(Dataset items)
:::::

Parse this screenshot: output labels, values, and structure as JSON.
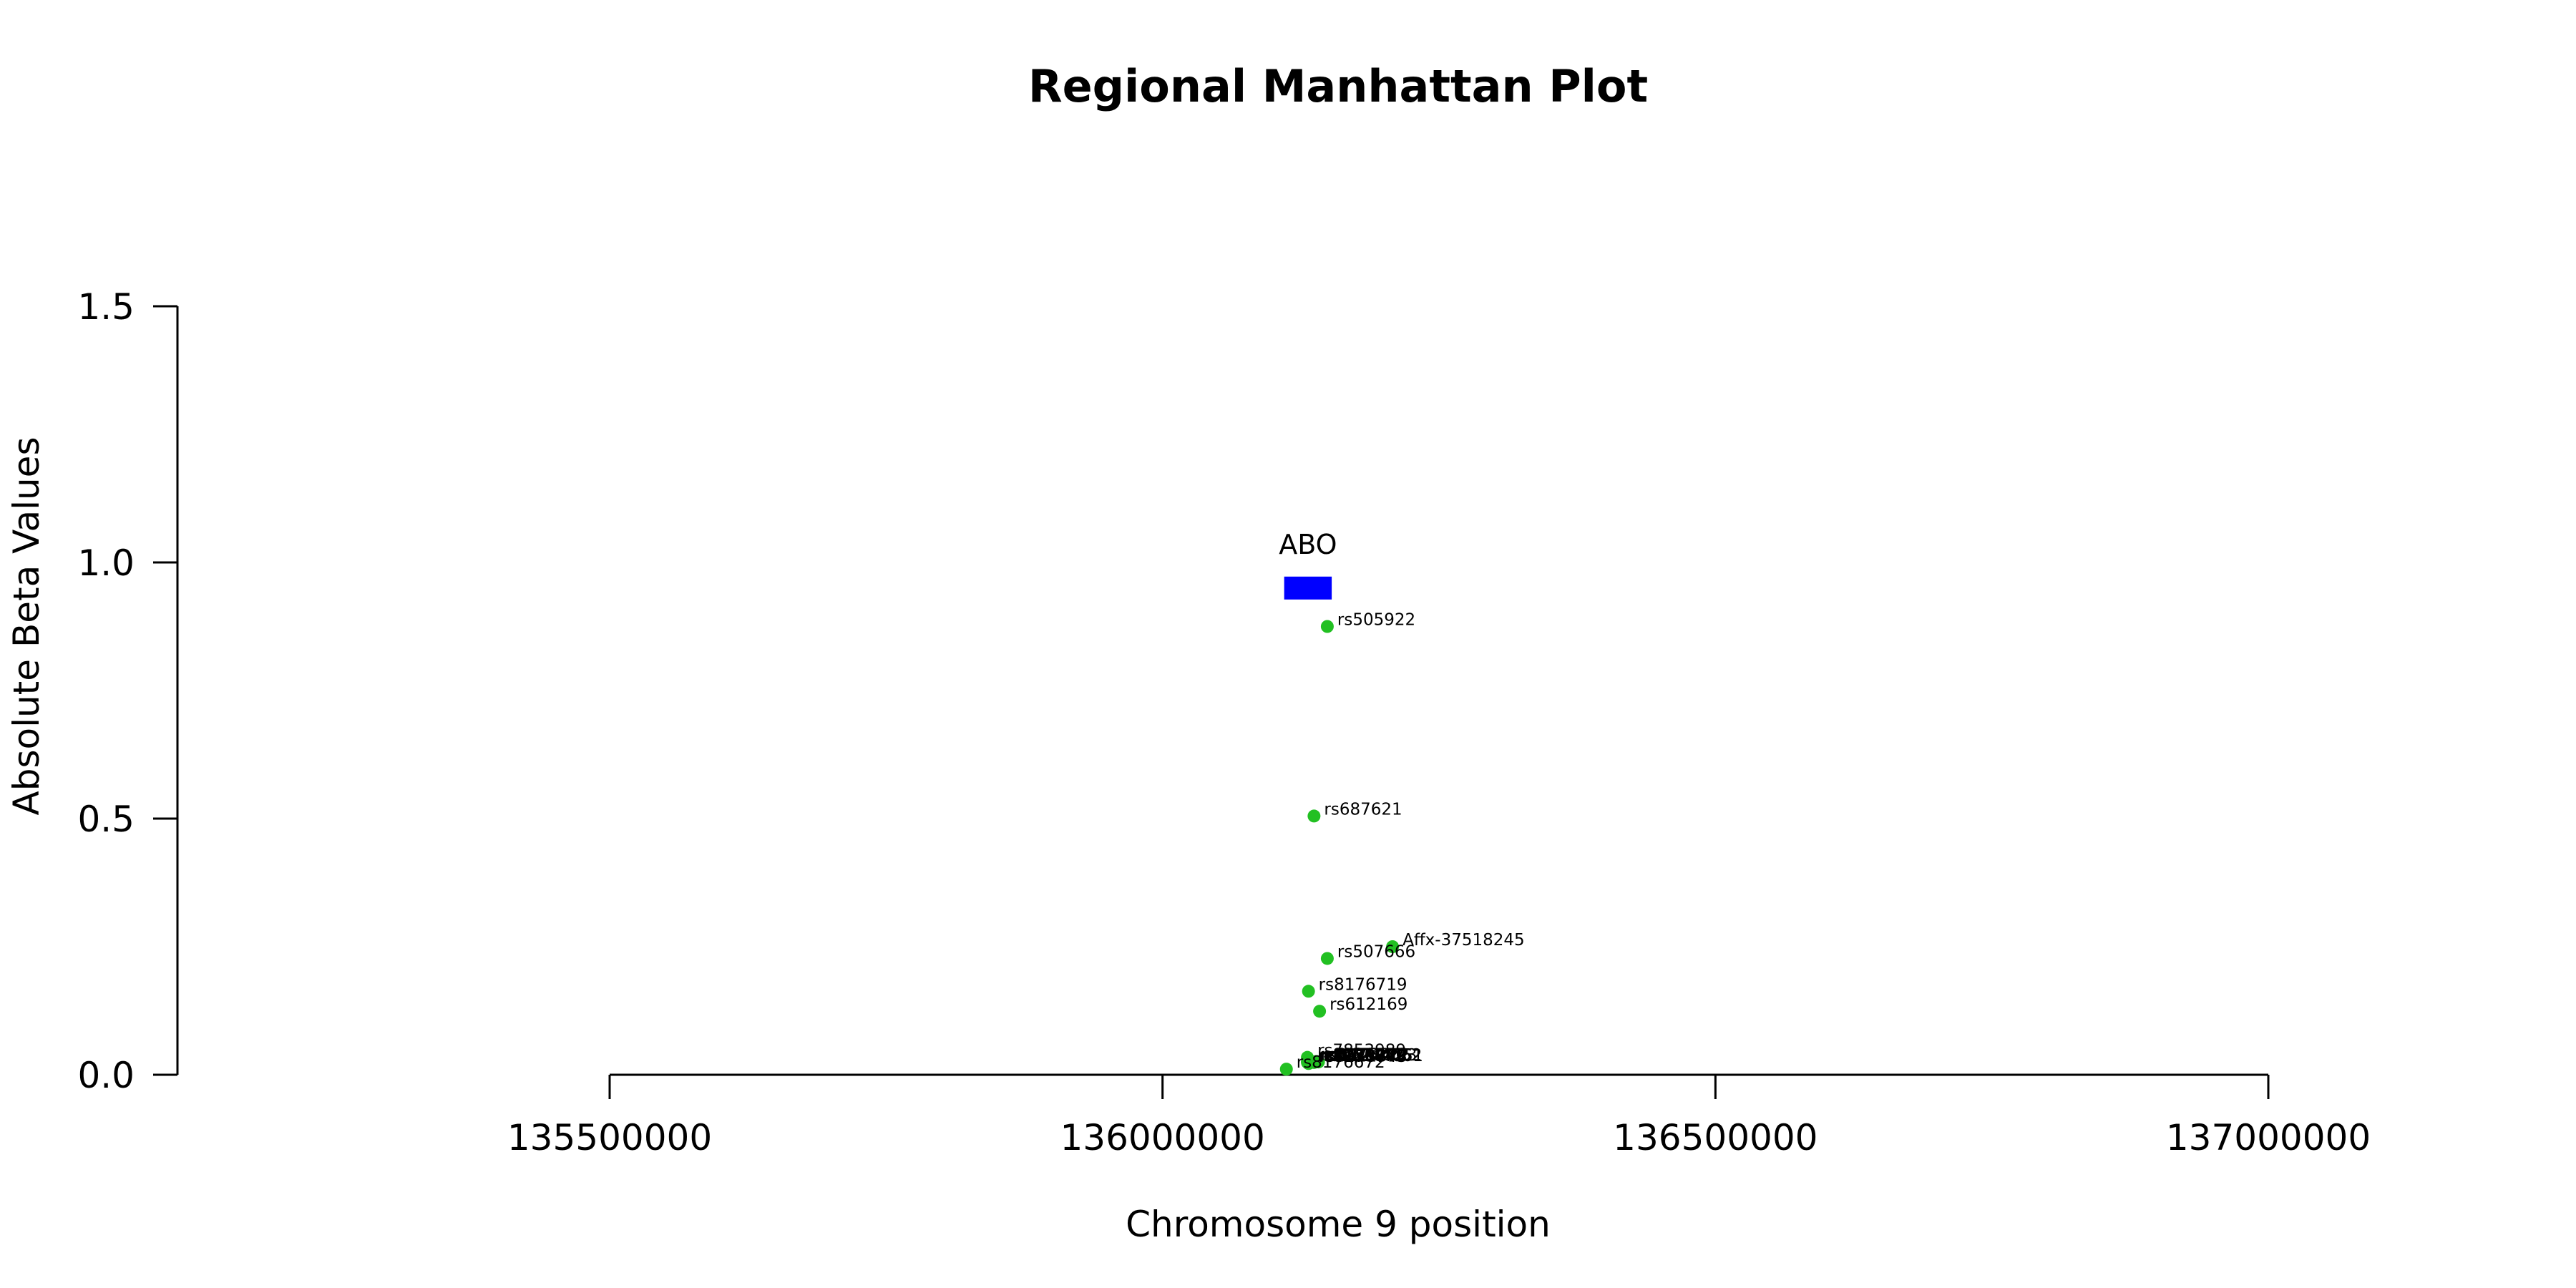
{
  "chart_data": {
    "type": "scatter",
    "title": "Regional Manhattan Plot",
    "xlabel": "Chromosome 9 position",
    "ylabel": "Absolute Beta Values",
    "xlim": [
      135110000,
      137000000
    ],
    "ylim": [
      0,
      1.5
    ],
    "x_ticks": [
      135500000,
      136000000,
      136500000,
      137000000
    ],
    "x_tick_labels": [
      "135500000",
      "136000000",
      "136500000",
      "137000000"
    ],
    "y_ticks": [
      0,
      0.5,
      1.0,
      1.5
    ],
    "y_tick_labels": [
      "0.0",
      "0.5",
      "1.0",
      "1.5"
    ],
    "grid": false,
    "point_color": "#22c022",
    "gene_color": "#0000ff",
    "genes": [
      {
        "name": "ABO",
        "start": 136110000,
        "end": 136153000,
        "y": 0.95
      }
    ],
    "points": [
      {
        "label": "rs505922",
        "x": 136149000,
        "y": 0.875
      },
      {
        "label": "rs687621",
        "x": 136137000,
        "y": 0.505
      },
      {
        "label": "Affx-37518245",
        "x": 136208000,
        "y": 0.25
      },
      {
        "label": "rs507666",
        "x": 136149000,
        "y": 0.227
      },
      {
        "label": "rs8176719",
        "x": 136132000,
        "y": 0.163
      },
      {
        "label": "rs612169",
        "x": 136142000,
        "y": 0.124
      },
      {
        "label": "rs7853989",
        "x": 136131000,
        "y": 0.034
      },
      {
        "label": "rs8176722",
        "x": 136134000,
        "y": 0.026
      },
      {
        "label": "rs8176746",
        "x": 136131000,
        "y": 0.026
      },
      {
        "label": "rs8176749",
        "x": 136131000,
        "y": 0.024
      },
      {
        "label": "rs1053878",
        "x": 136132000,
        "y": 0.023
      },
      {
        "label": "rs8176743",
        "x": 136132000,
        "y": 0.022
      },
      {
        "label": "rs11244052",
        "x": 136136000,
        "y": 0.025
      },
      {
        "label": "rs9411377",
        "x": 136133000,
        "y": 0.023
      },
      {
        "label": "rs2519093",
        "x": 136141000,
        "y": 0.025
      },
      {
        "label": "rs11244061",
        "x": 136137000,
        "y": 0.024
      },
      {
        "label": "rs657152",
        "x": 136139000,
        "y": 0.026
      },
      {
        "label": "rs8176672",
        "x": 136112000,
        "y": 0.011
      }
    ]
  }
}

:::::

What the task requires:
Repeat all entries exactly. Skip the pictures.

Solved exercise:
Parse this screenshot: output labels, values, and structure as JSON.
{
  "chart_data": {
    "type": "scatter",
    "title": "Regional Manhattan Plot",
    "xlabel": "Chromosome 9 position",
    "ylabel": "Absolute Beta Values",
    "xlim": [
      135110000,
      137000000
    ],
    "ylim": [
      0,
      1.5
    ],
    "x_ticks": [
      135500000,
      136000000,
      136500000,
      137000000
    ],
    "x_tick_labels": [
      "135500000",
      "136000000",
      "136500000",
      "137000000"
    ],
    "y_ticks": [
      0,
      0.5,
      1.0,
      1.5
    ],
    "y_tick_labels": [
      "0.0",
      "0.5",
      "1.0",
      "1.5"
    ],
    "grid": false,
    "point_color": "#22c022",
    "gene_color": "#0000ff",
    "genes": [
      {
        "name": "ABO",
        "start": 136110000,
        "end": 136153000,
        "y": 0.95
      }
    ],
    "points": [
      {
        "label": "rs505922",
        "x": 136149000,
        "y": 0.875
      },
      {
        "label": "rs687621",
        "x": 136137000,
        "y": 0.505
      },
      {
        "label": "Affx-37518245",
        "x": 136208000,
        "y": 0.25
      },
      {
        "label": "rs507666",
        "x": 136149000,
        "y": 0.227
      },
      {
        "label": "rs8176719",
        "x": 136132000,
        "y": 0.163
      },
      {
        "label": "rs612169",
        "x": 136142000,
        "y": 0.124
      },
      {
        "label": "rs7853989",
        "x": 136131000,
        "y": 0.034
      },
      {
        "label": "rs8176722",
        "x": 136134000,
        "y": 0.026
      },
      {
        "label": "rs8176746",
        "x": 136131000,
        "y": 0.026
      },
      {
        "label": "rs8176749",
        "x": 136131000,
        "y": 0.024
      },
      {
        "label": "rs1053878",
        "x": 136132000,
        "y": 0.023
      },
      {
        "label": "rs8176743",
        "x": 136132000,
        "y": 0.022
      },
      {
        "label": "rs11244052",
        "x": 136136000,
        "y": 0.025
      },
      {
        "label": "rs9411377",
        "x": 136133000,
        "y": 0.023
      },
      {
        "label": "rs2519093",
        "x": 136141000,
        "y": 0.025
      },
      {
        "label": "rs11244061",
        "x": 136137000,
        "y": 0.024
      },
      {
        "label": "rs657152",
        "x": 136139000,
        "y": 0.026
      },
      {
        "label": "rs8176672",
        "x": 136112000,
        "y": 0.011
      }
    ]
  }
}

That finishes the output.